Find every line in the records that holds the string "this". Copy each one.

* DATA LISTING:
+ + + + + + +
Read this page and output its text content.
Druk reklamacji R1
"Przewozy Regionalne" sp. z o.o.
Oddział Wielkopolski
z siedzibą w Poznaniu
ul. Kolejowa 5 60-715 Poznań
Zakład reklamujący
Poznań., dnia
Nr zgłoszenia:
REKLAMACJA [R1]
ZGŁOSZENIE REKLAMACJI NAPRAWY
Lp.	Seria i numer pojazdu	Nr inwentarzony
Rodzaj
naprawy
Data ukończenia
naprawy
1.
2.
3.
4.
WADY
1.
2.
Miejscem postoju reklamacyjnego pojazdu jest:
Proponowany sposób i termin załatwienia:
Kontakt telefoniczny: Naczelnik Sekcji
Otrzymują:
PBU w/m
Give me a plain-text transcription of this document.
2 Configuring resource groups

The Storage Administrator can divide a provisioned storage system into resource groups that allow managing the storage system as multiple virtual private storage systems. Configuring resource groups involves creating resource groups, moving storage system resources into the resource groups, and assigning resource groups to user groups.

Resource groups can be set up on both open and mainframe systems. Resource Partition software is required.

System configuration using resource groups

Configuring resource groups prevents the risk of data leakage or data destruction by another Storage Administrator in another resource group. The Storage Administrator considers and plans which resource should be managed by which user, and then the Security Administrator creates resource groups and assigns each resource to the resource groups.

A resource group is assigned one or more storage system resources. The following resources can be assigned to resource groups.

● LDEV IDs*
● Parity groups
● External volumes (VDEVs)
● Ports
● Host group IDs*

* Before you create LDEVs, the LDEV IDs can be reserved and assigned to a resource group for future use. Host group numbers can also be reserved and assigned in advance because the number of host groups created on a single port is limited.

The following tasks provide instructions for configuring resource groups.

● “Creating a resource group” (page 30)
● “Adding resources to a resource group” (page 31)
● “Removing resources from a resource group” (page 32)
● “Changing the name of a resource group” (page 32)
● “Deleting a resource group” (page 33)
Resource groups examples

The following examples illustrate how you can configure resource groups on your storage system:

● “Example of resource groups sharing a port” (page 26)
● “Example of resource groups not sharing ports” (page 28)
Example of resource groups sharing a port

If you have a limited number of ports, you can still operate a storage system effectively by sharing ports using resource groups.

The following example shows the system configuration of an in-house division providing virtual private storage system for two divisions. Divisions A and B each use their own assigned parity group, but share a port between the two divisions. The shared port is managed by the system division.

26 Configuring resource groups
+ + + + + + +
* ANSWER FOR THE TASK:
Read this page and output its text content.
Give me a plain-text transcription of this document.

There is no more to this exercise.